◆ SHORT PROBLEM
Reproduce the data exactly.

Data records:

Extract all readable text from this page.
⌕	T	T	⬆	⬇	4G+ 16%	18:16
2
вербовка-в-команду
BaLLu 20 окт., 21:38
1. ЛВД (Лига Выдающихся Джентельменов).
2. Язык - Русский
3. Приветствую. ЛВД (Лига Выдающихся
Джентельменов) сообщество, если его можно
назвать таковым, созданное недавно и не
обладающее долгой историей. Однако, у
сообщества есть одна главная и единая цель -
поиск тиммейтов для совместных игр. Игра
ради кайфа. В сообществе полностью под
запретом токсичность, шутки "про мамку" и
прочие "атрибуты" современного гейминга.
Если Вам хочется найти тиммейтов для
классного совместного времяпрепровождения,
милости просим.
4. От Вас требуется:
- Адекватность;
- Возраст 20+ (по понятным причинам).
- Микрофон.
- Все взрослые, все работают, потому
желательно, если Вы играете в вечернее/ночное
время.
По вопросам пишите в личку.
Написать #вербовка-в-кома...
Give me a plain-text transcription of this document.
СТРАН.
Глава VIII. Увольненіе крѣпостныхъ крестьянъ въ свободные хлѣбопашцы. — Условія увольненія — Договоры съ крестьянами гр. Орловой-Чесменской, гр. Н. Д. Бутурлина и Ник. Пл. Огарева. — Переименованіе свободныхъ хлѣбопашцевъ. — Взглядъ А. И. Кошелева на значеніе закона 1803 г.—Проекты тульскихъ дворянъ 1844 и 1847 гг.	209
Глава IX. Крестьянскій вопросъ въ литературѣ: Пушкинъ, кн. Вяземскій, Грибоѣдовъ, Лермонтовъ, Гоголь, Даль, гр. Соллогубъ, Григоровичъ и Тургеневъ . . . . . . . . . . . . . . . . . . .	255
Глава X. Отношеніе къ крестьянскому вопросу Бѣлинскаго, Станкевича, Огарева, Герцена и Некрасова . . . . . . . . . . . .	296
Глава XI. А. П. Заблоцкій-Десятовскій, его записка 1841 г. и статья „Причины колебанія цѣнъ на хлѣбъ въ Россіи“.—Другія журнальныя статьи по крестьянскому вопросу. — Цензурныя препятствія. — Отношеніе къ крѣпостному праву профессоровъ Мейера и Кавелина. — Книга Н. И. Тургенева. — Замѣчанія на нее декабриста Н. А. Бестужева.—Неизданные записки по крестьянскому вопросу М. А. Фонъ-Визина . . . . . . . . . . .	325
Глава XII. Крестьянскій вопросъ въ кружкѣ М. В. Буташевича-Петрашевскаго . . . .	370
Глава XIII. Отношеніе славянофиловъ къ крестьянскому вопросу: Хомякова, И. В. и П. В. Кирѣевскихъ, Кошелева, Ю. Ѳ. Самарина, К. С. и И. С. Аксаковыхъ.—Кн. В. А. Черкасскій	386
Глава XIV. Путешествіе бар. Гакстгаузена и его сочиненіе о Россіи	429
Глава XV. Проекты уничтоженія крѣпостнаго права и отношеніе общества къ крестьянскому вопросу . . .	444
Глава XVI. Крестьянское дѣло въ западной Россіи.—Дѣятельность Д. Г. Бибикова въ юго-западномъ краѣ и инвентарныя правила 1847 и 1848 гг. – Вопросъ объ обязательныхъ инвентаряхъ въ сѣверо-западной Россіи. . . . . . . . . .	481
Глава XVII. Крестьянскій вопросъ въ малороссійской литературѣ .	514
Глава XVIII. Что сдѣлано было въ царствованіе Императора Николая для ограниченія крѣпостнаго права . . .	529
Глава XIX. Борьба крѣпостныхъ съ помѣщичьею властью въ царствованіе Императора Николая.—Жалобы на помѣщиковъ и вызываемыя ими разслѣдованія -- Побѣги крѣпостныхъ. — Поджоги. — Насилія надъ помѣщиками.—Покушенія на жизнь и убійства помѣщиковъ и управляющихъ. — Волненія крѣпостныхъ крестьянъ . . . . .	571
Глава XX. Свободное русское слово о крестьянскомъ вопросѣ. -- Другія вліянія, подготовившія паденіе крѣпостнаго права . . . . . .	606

◆ ANSWER FOR THIS EXERCISE
Extract all readable text from this page.
⌕	T	T	⬆	⬇	4G+ 16%	18:16
2
вербовка-в-команду
BaLLu 20 окт., 21:38
1. ЛВД (Лига Выдающихся Джентельменов).
2. Язык - Русский
3. Приветствую. ЛВД (Лига Выдающихся
Джентельменов) сообщество, если его можно
назвать таковым, созданное недавно и не
обладающее долгой историей. Однако, у
сообщества есть одна главная и единая цель -
поиск тиммейтов для совместных игр. Игра
ради кайфа. В сообществе полностью под
запретом токсичность, шутки "про мамку" и
прочие "атрибуты" современного гейминга.
Если Вам хочется найти тиммейтов для
классного совместного времяпрепровождения,
милости просим.
4. От Вас требуется:
- Адекватность;
- Возраст 20+ (по понятным причинам).
- Микрофон.
- Все взрослые, все работают, потому
желательно, если Вы играете в вечернее/ночное
время.
По вопросам пишите в личку.
Написать #вербовка-в-кома...
Give me a plain-text transcription of this document.
СТРАН.
Глава VIII. Увольненіе крѣпостныхъ крестьянъ въ свободные хлѣбопашцы. — Условія увольненія — Договоры съ крестьянами гр. Орловой-Чесменской, гр. Н. Д. Бутурлина и Ник. Пл. Огарева. — Переименованіе свободныхъ хлѣбопашцевъ. — Взглядъ А. И. Кошелева на значеніе закона 1803 г.—Проекты тульскихъ дворянъ 1844 и 1847 гг.	209
Глава IX. Крестьянскій вопросъ въ литературѣ: Пушкинъ, кн. Вяземскій, Грибоѣдовъ, Лермонтовъ, Гоголь, Даль, гр. Соллогубъ, Григоровичъ и Тургеневъ . . . . . . . . . . . . . . . . . . .	255
Глава X. Отношеніе къ крестьянскому вопросу Бѣлинскаго, Станкевича, Огарева, Герцена и Некрасова . . . . . . . . . . . .	296
Глава XI. А. П. Заблоцкій-Десятовскій, его записка 1841 г. и статья „Причины колебанія цѣнъ на хлѣбъ въ Россіи“.—Другія журнальныя статьи по крестьянскому вопросу. — Цензурныя препятствія. — Отношеніе къ крѣпостному праву профессоровъ Мейера и Кавелина. — Книга Н. И. Тургенева. — Замѣчанія на нее декабриста Н. А. Бестужева.—Неизданные записки по крестьянскому вопросу М. А. Фонъ-Визина . . . . . . . . . . .	325
Глава XII. Крестьянскій вопросъ въ кружкѣ М. В. Буташевича-Петрашевскаго . . . .	370
Глава XIII. Отношеніе славянофиловъ къ крестьянскому вопросу: Хомякова, И. В. и П. В. Кирѣевскихъ, Кошелева, Ю. Ѳ. Самарина, К. С. и И. С. Аксаковыхъ.—Кн. В. А. Черкасскій	386
Глава XIV. Путешествіе бар. Гакстгаузена и его сочиненіе о Россіи	429
Глава XV. Проекты уничтоженія крѣпостнаго права и отношеніе общества къ крестьянскому вопросу . . .	444
Глава XVI. Крестьянское дѣло въ западной Россіи.—Дѣятельность Д. Г. Бибикова въ юго-западномъ краѣ и инвентарныя правила 1847 и 1848 гг. – Вопросъ объ обязательныхъ инвентаряхъ въ сѣверо-западной Россіи. . . . . . . . . .	481
Глава XVII. Крестьянскій вопросъ въ малороссійской литературѣ .	514
Глава XVIII. Что сдѣлано было въ царствованіе Императора Николая для ограниченія крѣпостнаго права . . .	529
Глава XIX. Борьба крѣпостныхъ съ помѣщичьею властью въ царствованіе Императора Николая.—Жалобы на помѣщиковъ и вызываемыя ими разслѣдованія -- Побѣги крѣпостныхъ. — Поджоги. — Насилія надъ помѣщиками.—Покушенія на жизнь и убійства помѣщиковъ и управляющихъ. — Волненія крѣпостныхъ крестьянъ . . . . .	571
Глава XX. Свободное русское слово о крестьянскомъ вопросѣ. -- Другія вліянія, подготовившія паденіе крѣпостнаго права . . . . . .	606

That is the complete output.